Task description — Reproduce every line in the listing that contains the word "Output".
=-=-=
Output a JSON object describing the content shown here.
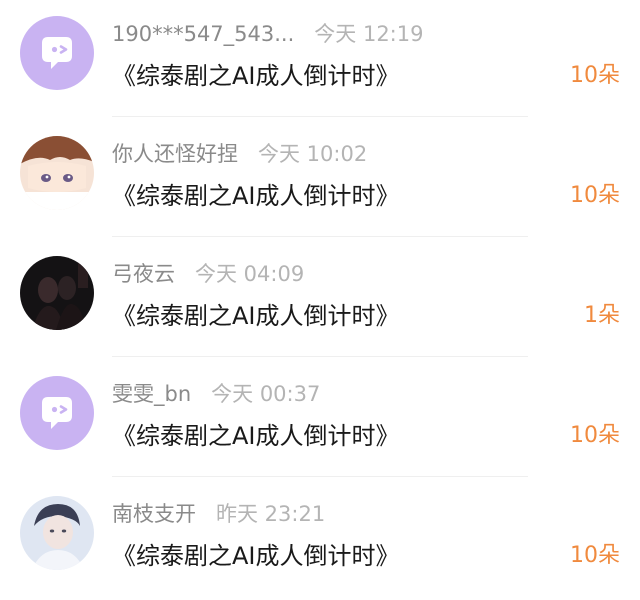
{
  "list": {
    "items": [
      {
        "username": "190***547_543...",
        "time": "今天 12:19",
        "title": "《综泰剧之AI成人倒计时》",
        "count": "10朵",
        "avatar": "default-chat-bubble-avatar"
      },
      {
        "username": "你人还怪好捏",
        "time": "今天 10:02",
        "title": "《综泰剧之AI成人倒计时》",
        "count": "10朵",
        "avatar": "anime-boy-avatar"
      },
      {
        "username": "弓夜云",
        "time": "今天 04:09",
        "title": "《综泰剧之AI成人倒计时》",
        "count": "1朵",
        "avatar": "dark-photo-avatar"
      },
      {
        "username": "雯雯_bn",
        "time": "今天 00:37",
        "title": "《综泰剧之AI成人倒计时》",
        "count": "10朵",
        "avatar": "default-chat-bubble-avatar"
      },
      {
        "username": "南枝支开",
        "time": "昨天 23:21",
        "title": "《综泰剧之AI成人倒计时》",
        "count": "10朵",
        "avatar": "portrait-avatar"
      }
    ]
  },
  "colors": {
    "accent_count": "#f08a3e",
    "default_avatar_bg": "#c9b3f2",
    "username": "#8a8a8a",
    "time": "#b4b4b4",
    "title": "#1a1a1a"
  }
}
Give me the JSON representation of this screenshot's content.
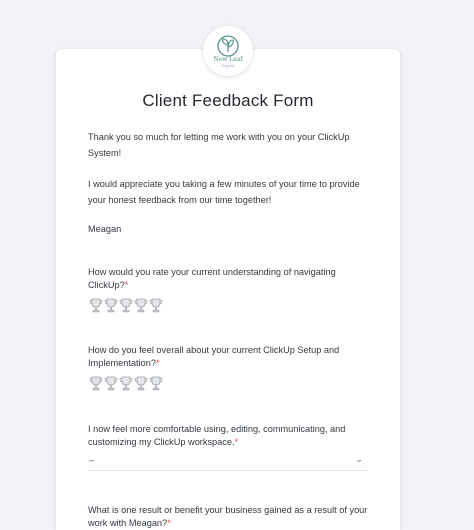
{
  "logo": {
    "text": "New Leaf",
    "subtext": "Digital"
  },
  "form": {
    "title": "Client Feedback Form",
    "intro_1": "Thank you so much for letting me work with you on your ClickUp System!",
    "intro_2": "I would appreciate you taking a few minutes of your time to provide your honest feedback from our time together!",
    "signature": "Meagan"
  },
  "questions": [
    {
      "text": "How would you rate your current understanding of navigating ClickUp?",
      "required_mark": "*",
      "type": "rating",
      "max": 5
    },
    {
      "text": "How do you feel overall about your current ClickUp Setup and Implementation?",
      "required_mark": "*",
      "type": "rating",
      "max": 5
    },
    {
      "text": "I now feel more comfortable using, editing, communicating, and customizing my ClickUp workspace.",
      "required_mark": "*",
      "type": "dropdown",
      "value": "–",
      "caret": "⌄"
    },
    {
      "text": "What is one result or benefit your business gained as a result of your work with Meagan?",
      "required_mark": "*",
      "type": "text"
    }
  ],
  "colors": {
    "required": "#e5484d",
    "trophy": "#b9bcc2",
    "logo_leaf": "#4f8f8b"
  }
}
=-=-=
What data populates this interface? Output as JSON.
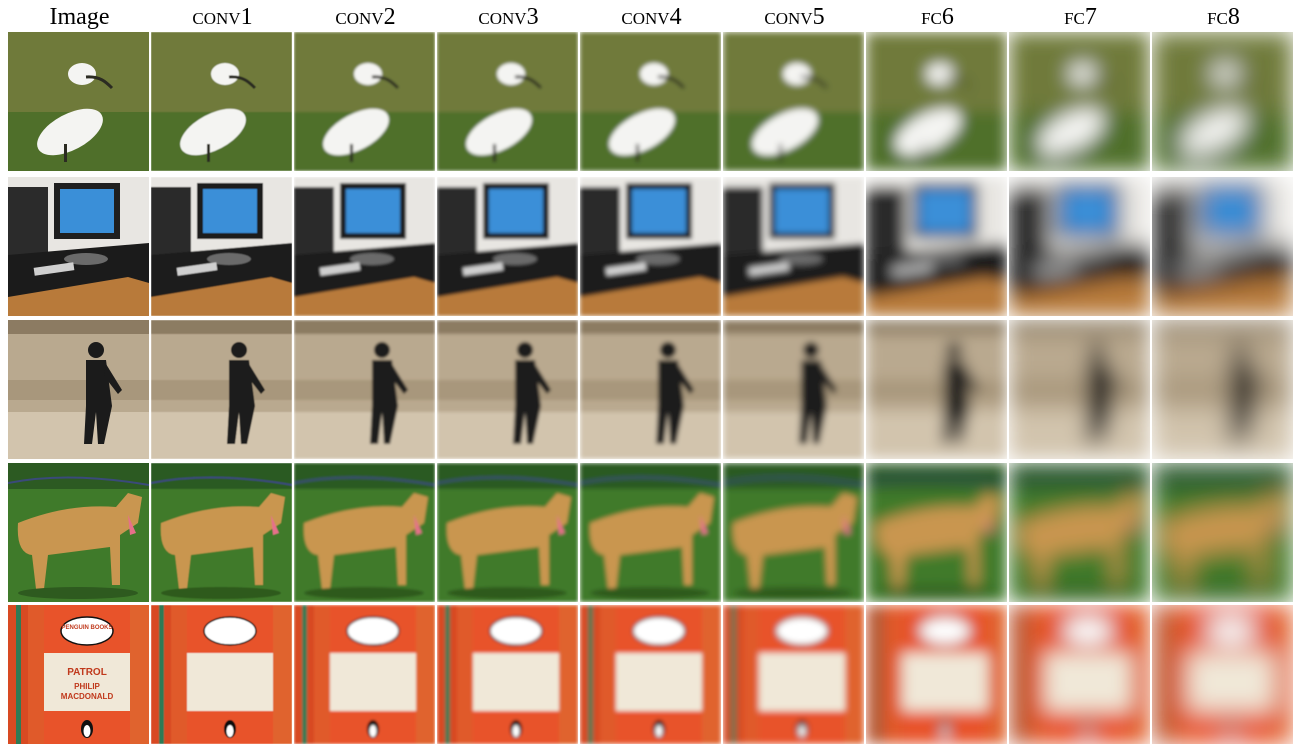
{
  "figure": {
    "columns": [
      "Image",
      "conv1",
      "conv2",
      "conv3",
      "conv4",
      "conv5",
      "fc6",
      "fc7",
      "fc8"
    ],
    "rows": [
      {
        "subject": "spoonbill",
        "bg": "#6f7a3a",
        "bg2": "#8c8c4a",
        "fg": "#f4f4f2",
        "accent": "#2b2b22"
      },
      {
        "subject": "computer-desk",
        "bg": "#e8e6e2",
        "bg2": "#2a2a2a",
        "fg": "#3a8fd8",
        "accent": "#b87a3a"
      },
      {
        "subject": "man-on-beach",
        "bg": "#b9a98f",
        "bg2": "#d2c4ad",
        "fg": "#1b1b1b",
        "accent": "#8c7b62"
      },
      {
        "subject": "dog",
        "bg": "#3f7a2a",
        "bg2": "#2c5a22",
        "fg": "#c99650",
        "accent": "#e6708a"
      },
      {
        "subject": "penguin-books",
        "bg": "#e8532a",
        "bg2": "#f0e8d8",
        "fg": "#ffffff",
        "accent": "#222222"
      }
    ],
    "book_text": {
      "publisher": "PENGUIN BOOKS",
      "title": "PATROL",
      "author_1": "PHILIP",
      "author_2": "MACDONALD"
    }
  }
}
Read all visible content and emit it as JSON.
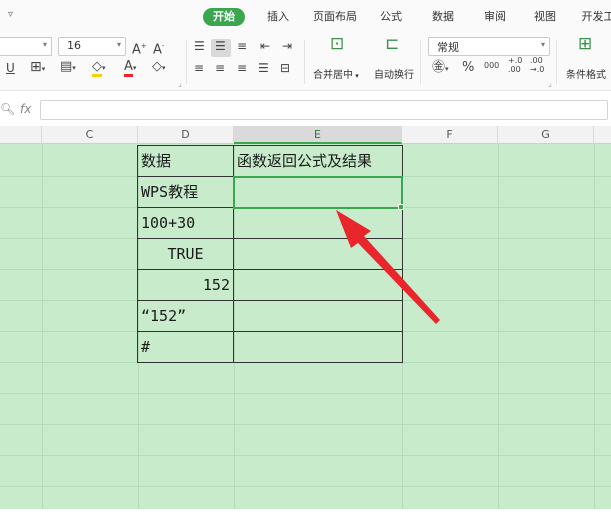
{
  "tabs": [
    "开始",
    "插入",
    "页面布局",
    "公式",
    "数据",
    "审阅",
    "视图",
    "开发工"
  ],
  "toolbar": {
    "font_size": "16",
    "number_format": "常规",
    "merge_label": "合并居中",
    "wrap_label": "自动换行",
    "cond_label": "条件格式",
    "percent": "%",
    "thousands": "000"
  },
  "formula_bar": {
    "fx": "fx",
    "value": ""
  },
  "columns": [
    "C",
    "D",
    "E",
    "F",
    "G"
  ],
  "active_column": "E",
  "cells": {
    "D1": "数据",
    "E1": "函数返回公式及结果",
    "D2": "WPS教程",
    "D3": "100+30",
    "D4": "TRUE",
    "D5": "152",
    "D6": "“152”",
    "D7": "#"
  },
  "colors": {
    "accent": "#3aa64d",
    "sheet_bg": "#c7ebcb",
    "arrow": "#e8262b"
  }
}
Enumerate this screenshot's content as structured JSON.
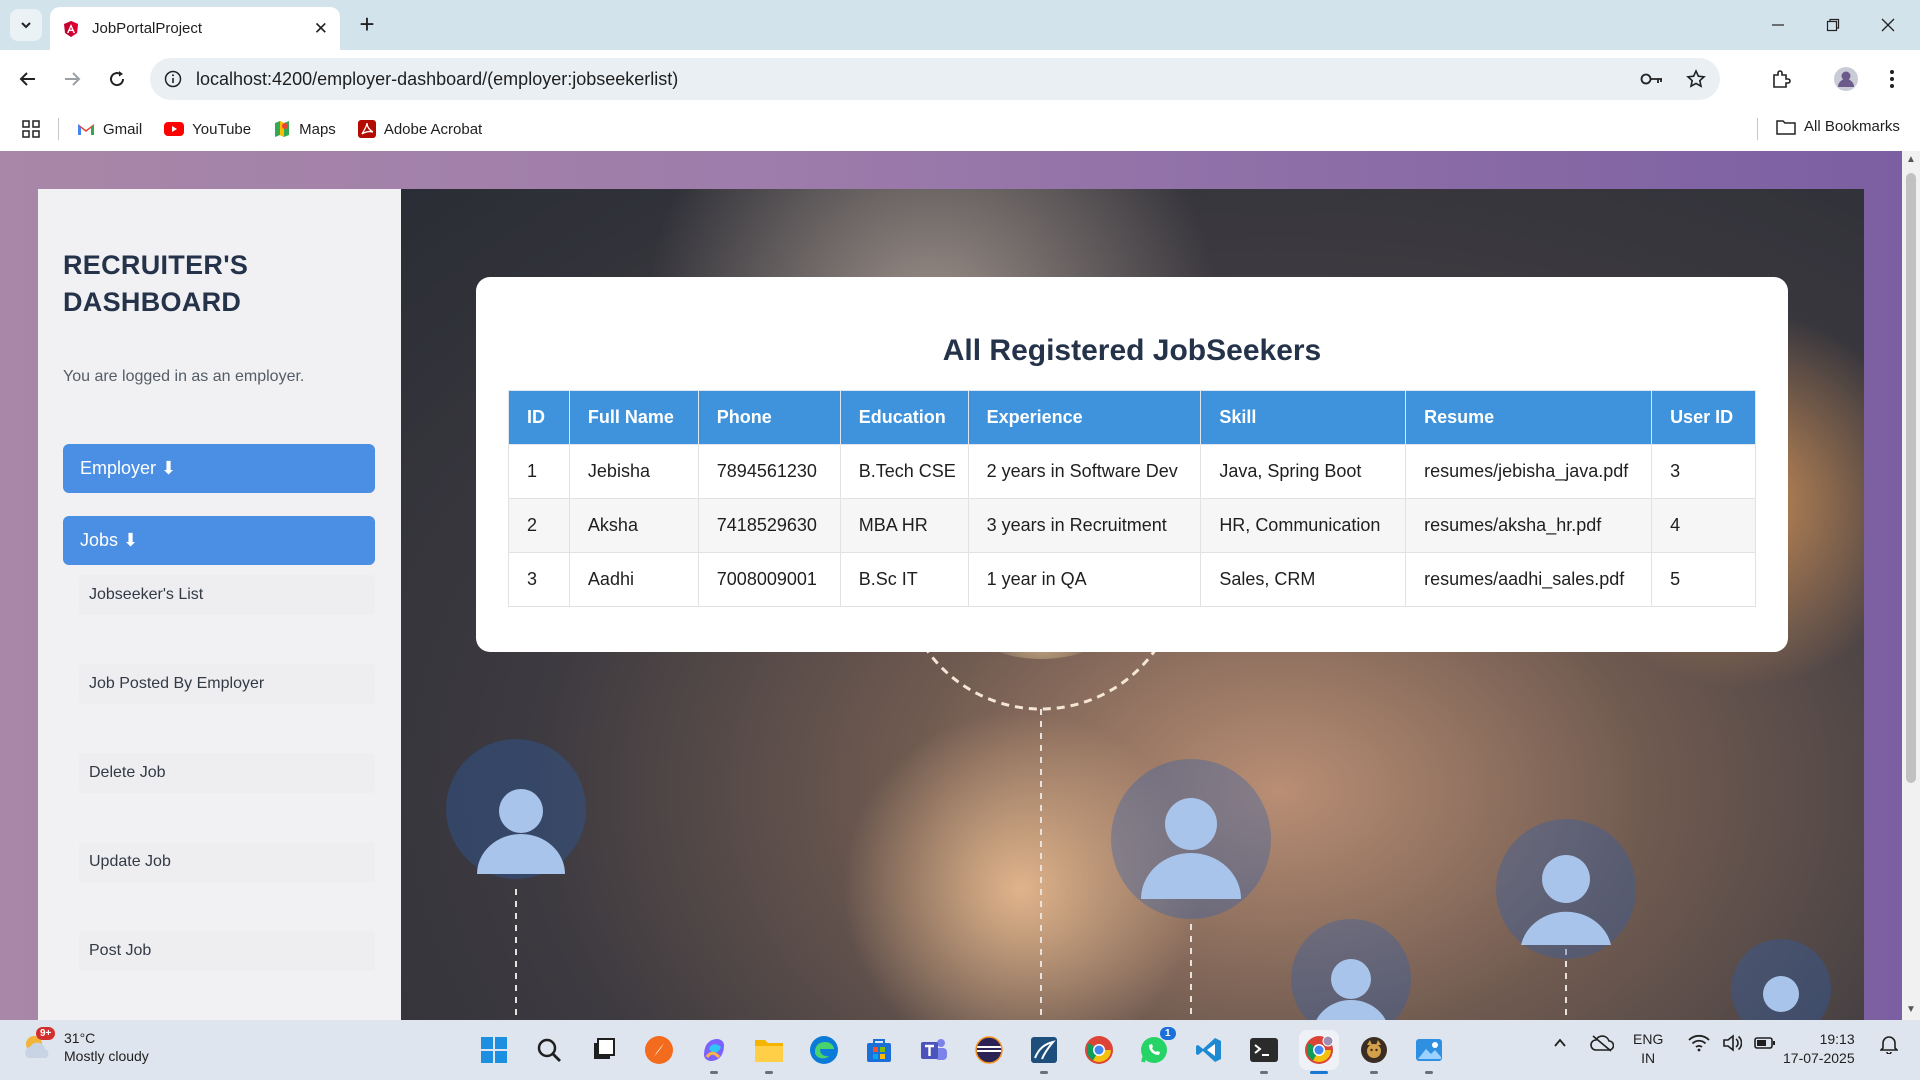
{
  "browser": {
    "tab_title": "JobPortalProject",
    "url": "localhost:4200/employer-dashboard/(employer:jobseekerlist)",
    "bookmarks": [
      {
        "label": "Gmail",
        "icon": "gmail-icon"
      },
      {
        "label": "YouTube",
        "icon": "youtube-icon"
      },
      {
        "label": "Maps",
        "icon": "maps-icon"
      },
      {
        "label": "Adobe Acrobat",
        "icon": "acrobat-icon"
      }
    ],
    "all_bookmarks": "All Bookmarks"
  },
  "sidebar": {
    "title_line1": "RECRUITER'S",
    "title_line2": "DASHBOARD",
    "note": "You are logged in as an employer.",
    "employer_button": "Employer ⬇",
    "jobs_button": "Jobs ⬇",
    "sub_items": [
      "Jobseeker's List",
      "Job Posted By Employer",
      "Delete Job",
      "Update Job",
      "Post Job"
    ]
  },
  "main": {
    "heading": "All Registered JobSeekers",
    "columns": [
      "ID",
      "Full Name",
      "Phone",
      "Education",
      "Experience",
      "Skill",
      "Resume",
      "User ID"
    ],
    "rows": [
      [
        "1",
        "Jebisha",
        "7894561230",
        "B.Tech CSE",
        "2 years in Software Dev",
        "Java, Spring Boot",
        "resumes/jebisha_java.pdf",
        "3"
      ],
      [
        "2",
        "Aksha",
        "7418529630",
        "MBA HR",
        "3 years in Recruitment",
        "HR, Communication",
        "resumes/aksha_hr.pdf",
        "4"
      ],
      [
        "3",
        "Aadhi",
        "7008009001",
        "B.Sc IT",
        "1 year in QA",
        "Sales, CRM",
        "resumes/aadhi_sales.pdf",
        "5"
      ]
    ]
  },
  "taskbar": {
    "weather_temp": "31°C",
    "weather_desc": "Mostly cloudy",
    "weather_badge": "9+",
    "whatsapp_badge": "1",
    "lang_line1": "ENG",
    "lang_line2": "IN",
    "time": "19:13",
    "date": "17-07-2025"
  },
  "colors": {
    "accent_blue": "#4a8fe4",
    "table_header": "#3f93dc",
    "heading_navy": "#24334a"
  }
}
=-=-=
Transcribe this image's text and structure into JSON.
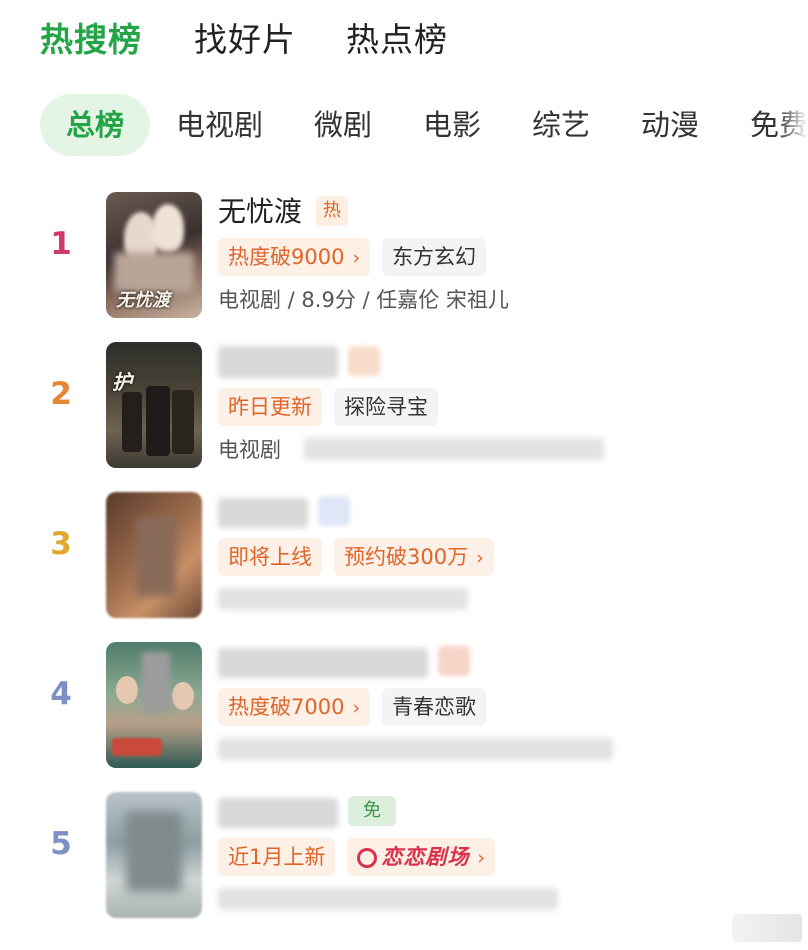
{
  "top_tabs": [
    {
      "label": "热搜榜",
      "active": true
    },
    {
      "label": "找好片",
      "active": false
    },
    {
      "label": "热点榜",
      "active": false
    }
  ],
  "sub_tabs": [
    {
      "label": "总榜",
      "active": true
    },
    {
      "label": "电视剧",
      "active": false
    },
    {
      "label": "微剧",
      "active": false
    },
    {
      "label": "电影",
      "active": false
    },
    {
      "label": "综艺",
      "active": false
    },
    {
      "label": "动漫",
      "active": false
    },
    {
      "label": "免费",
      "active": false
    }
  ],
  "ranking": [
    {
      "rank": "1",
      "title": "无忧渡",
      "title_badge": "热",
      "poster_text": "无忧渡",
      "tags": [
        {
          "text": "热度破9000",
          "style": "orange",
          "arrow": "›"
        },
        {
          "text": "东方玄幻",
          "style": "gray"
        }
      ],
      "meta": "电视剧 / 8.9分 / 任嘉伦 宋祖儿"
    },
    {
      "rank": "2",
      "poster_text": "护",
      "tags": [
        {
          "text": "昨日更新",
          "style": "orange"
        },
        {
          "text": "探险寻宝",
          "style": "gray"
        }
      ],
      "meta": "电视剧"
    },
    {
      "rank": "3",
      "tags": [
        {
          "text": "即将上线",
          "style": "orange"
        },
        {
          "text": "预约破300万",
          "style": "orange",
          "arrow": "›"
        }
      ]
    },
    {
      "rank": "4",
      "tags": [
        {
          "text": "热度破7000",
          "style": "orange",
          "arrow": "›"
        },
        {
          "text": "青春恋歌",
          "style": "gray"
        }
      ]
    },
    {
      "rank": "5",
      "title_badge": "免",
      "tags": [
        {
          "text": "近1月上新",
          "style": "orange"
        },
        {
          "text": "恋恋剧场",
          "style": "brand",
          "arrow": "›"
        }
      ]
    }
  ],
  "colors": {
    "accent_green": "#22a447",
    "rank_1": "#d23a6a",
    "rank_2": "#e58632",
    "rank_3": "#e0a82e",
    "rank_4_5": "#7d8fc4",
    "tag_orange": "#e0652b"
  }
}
=-=-=
Solution for this task —
Output a JSON object describing the content shown here.
What data populates this interface? Output as JSON.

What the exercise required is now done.